___ The records ___
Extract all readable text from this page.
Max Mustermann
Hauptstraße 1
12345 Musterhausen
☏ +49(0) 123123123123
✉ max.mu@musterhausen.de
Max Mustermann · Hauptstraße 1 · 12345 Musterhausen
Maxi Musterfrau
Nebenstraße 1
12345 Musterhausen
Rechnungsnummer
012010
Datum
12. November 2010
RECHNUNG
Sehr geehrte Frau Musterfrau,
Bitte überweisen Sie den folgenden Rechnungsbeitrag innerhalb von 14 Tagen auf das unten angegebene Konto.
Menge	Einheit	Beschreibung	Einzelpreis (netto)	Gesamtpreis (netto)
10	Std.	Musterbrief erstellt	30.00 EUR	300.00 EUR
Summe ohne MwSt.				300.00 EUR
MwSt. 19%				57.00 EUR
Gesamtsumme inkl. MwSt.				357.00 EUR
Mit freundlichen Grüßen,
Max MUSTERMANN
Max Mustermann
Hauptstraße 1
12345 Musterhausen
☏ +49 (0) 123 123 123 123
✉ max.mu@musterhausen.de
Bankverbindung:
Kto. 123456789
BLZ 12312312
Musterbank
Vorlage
___
→ **Set task**
Transcribe all of the lines in the records precisely.

→ **Task solution**
Extract all readable text from this page.
Max Mustermann
Hauptstraße 1
12345 Musterhausen
☏ +49(0) 123123123123
✉ max.mu@musterhausen.de
Max Mustermann · Hauptstraße 1 · 12345 Musterhausen
Maxi Musterfrau
Nebenstraße 1
12345 Musterhausen
Rechnungsnummer
012010
Datum
12. November 2010
RECHNUNG
Sehr geehrte Frau Musterfrau,
Bitte überweisen Sie den folgenden Rechnungsbeitrag innerhalb von 14 Tagen auf das unten angegebene Konto.
Menge	Einheit	Beschreibung	Einzelpreis (netto)	Gesamtpreis (netto)
10	Std.	Musterbrief erstellt	30.00 EUR	300.00 EUR
Summe ohne MwSt.				300.00 EUR
MwSt. 19%				57.00 EUR
Gesamtsumme inkl. MwSt.				357.00 EUR
Mit freundlichen Grüßen,
Max MUSTERMANN
Max Mustermann
Hauptstraße 1
12345 Musterhausen
☏ +49 (0) 123 123 123 123
✉ max.mu@musterhausen.de
Bankverbindung:
Kto. 123456789
BLZ 12312312
Musterbank
Vorlage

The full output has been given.